__TASK__:
Transcribe the records below exactly.

>> begin INPUT

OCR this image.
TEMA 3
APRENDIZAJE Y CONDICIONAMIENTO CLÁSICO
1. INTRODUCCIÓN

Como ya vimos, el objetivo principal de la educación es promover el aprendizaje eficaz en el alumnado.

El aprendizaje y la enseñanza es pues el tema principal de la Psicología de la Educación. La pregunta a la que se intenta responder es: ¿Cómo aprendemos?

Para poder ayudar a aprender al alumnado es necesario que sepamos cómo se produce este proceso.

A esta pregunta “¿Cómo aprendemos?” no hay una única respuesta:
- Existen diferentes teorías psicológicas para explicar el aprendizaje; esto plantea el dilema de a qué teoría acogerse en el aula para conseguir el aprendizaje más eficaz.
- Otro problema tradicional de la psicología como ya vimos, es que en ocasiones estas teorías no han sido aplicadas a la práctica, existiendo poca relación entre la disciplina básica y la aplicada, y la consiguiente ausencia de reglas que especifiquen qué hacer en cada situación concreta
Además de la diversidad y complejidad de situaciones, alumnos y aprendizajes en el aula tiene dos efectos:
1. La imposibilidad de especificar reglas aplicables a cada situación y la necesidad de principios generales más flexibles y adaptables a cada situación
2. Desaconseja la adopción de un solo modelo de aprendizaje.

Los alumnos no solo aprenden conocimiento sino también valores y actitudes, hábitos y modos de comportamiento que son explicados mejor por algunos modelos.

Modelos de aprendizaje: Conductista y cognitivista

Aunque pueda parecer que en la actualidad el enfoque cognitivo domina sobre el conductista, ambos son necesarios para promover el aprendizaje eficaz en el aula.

>> end INPUT

__WRITTEN SOLUTION__:
OCR this image.
TEMA 3
APRENDIZAJE Y CONDICIONAMIENTO CLÁSICO
1. INTRODUCCIÓN

Como ya vimos, el objetivo principal de la educación es promover el aprendizaje eficaz en el alumnado.

El aprendizaje y la enseñanza es pues el tema principal de la Psicología de la Educación. La pregunta a la que se intenta responder es: ¿Cómo aprendemos?

Para poder ayudar a aprender al alumnado es necesario que sepamos cómo se produce este proceso.

A esta pregunta “¿Cómo aprendemos?” no hay una única respuesta:
- Existen diferentes teorías psicológicas para explicar el aprendizaje; esto plantea el dilema de a qué teoría acogerse en el aula para conseguir el aprendizaje más eficaz.
- Otro problema tradicional de la psicología como ya vimos, es que en ocasiones estas teorías no han sido aplicadas a la práctica, existiendo poca relación entre la disciplina básica y la aplicada, y la consiguiente ausencia de reglas que especifiquen qué hacer en cada situación concreta
Además de la diversidad y complejidad de situaciones, alumnos y aprendizajes en el aula tiene dos efectos:
1. La imposibilidad de especificar reglas aplicables a cada situación y la necesidad de principios generales más flexibles y adaptables a cada situación
2. Desaconseja la adopción de un solo modelo de aprendizaje.

Los alumnos no solo aprenden conocimiento sino también valores y actitudes, hábitos y modos de comportamiento que son explicados mejor por algunos modelos.

Modelos de aprendizaje: Conductista y cognitivista

Aunque pueda parecer que en la actualidad el enfoque cognitivo domina sobre el conductista, ambos son necesarios para promover el aprendizaje eficaz en el aula.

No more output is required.